Collected data entries:
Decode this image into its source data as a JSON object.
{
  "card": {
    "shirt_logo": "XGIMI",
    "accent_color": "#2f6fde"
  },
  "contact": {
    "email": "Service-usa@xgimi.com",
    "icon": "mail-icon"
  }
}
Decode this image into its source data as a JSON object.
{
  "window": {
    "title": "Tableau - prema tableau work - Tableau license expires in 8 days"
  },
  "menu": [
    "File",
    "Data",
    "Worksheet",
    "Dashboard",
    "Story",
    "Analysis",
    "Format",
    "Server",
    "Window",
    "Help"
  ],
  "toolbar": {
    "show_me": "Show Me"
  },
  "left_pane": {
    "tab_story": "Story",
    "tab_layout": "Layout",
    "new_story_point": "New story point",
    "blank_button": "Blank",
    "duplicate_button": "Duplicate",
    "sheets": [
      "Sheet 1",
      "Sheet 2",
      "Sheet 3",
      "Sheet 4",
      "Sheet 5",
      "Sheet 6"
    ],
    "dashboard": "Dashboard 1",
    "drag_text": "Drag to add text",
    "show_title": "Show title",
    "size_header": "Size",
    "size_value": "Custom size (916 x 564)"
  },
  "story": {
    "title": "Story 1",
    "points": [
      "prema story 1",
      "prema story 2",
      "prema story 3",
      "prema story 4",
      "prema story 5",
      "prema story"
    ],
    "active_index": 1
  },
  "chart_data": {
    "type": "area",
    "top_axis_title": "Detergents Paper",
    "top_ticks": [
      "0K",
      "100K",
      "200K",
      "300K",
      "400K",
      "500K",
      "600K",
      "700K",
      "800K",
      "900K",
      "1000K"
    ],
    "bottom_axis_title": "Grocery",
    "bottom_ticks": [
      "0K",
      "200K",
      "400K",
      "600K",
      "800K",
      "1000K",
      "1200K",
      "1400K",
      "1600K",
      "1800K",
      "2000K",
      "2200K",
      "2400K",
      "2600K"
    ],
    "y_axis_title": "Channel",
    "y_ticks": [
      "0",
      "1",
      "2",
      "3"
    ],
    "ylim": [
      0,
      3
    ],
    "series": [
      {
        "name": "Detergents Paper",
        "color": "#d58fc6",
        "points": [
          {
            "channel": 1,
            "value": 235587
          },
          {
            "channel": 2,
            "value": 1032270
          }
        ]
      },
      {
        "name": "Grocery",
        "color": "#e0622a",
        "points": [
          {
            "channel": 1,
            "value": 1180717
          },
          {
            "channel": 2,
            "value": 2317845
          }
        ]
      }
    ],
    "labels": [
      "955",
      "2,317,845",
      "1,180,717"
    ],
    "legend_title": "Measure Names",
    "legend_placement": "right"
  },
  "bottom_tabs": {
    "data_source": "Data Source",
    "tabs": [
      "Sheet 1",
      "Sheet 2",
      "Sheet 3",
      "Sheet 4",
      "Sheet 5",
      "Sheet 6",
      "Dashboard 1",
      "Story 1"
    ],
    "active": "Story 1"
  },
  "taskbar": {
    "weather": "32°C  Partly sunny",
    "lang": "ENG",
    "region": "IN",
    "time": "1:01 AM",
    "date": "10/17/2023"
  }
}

## [Your objective]
All of the entries above need to be reproduced exactly.

## [The output]
Decode this image into its source data as a JSON object.
{
  "card": {
    "shirt_logo": "XGIMI",
    "accent_color": "#2f6fde"
  },
  "contact": {
    "email": "Service-usa@xgimi.com",
    "icon": "mail-icon"
  }
}
Decode this image into its source data as a JSON object.
{
  "window": {
    "title": "Tableau - prema tableau work - Tableau license expires in 8 days"
  },
  "menu": [
    "File",
    "Data",
    "Worksheet",
    "Dashboard",
    "Story",
    "Analysis",
    "Format",
    "Server",
    "Window",
    "Help"
  ],
  "toolbar": {
    "show_me": "Show Me"
  },
  "left_pane": {
    "tab_story": "Story",
    "tab_layout": "Layout",
    "new_story_point": "New story point",
    "blank_button": "Blank",
    "duplicate_button": "Duplicate",
    "sheets": [
      "Sheet 1",
      "Sheet 2",
      "Sheet 3",
      "Sheet 4",
      "Sheet 5",
      "Sheet 6"
    ],
    "dashboard": "Dashboard 1",
    "drag_text": "Drag to add text",
    "show_title": "Show title",
    "size_header": "Size",
    "size_value": "Custom size (916 x 564)"
  },
  "story": {
    "title": "Story 1",
    "points": [
      "prema story 1",
      "prema story 2",
      "prema story 3",
      "prema story 4",
      "prema story 5",
      "prema story"
    ],
    "active_index": 1
  },
  "chart_data": {
    "type": "area",
    "top_axis_title": "Detergents Paper",
    "top_ticks": [
      "0K",
      "100K",
      "200K",
      "300K",
      "400K",
      "500K",
      "600K",
      "700K",
      "800K",
      "900K",
      "1000K"
    ],
    "bottom_axis_title": "Grocery",
    "bottom_ticks": [
      "0K",
      "200K",
      "400K",
      "600K",
      "800K",
      "1000K",
      "1200K",
      "1400K",
      "1600K",
      "1800K",
      "2000K",
      "2200K",
      "2400K",
      "2600K"
    ],
    "y_axis_title": "Channel",
    "y_ticks": [
      "0",
      "1",
      "2",
      "3"
    ],
    "ylim": [
      0,
      3
    ],
    "series": [
      {
        "name": "Detergents Paper",
        "color": "#d58fc6",
        "points": [
          {
            "channel": 1,
            "value": 235587
          },
          {
            "channel": 2,
            "value": 1032270
          }
        ]
      },
      {
        "name": "Grocery",
        "color": "#e0622a",
        "points": [
          {
            "channel": 1,
            "value": 1180717
          },
          {
            "channel": 2,
            "value": 2317845
          }
        ]
      }
    ],
    "labels": [
      "955",
      "2,317,845",
      "1,180,717"
    ],
    "legend_title": "Measure Names",
    "legend_placement": "right"
  },
  "bottom_tabs": {
    "data_source": "Data Source",
    "tabs": [
      "Sheet 1",
      "Sheet 2",
      "Sheet 3",
      "Sheet 4",
      "Sheet 5",
      "Sheet 6",
      "Dashboard 1",
      "Story 1"
    ],
    "active": "Story 1"
  },
  "taskbar": {
    "weather": "32°C  Partly sunny",
    "lang": "ENG",
    "region": "IN",
    "time": "1:01 AM",
    "date": "10/17/2023"
  }
}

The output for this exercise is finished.